**Prompt**
Identify the lines that contain the string "text" and copy all of them.

**Records from a dataset**
>>>>

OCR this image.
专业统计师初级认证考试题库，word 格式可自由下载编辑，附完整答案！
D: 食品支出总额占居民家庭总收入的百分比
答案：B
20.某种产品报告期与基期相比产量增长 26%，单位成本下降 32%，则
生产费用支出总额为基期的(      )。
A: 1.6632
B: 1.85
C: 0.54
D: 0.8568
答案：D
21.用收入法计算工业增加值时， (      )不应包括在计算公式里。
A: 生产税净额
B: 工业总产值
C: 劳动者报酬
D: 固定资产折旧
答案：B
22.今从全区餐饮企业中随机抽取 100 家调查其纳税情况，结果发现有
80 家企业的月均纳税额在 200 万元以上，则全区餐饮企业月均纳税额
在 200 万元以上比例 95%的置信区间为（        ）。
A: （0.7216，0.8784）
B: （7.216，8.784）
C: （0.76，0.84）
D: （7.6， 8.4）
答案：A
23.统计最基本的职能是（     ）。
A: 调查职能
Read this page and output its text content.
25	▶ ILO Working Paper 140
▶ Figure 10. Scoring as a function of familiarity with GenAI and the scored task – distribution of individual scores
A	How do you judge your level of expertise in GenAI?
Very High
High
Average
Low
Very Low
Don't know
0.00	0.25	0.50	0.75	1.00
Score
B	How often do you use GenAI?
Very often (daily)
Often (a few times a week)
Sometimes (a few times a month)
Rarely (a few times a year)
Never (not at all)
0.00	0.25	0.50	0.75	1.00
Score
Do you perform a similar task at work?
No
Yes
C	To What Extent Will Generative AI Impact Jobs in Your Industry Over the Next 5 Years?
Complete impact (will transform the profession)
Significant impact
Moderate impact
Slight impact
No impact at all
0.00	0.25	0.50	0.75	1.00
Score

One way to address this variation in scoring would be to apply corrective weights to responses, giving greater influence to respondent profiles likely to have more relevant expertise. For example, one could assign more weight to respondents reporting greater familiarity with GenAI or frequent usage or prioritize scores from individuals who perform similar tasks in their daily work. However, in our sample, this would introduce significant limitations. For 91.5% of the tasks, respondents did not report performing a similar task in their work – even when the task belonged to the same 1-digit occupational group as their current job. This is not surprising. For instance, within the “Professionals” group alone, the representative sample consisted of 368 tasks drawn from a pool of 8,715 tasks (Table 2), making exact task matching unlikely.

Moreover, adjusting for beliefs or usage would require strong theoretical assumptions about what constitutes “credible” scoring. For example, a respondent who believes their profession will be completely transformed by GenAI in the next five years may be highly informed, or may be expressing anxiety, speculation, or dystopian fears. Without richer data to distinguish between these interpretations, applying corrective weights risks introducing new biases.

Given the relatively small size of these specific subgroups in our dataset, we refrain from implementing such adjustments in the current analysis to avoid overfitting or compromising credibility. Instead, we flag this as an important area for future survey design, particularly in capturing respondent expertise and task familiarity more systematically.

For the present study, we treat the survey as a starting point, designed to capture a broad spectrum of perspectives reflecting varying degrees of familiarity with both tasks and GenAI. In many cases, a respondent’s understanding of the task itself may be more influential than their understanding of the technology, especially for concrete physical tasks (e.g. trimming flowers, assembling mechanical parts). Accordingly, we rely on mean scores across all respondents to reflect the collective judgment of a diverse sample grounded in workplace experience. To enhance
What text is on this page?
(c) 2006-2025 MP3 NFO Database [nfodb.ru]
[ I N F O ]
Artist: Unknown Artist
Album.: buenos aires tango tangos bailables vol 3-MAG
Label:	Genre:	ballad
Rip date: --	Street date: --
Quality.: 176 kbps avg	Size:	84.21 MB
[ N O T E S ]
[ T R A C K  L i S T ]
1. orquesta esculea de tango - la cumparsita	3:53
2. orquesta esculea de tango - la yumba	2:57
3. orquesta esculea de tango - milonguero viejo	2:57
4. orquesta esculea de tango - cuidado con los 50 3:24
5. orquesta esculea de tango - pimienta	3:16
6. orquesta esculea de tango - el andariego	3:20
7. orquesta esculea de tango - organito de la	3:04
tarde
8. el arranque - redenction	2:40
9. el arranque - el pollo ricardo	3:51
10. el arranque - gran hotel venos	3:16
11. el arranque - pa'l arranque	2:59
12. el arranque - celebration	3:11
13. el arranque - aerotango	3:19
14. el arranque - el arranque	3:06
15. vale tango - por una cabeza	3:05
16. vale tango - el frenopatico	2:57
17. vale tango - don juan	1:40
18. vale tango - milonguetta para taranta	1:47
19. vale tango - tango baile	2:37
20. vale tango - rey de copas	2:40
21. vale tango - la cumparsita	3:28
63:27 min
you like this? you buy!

<<<<

**Output for this exercise**
Read this page and output its text content.
What text is on this page?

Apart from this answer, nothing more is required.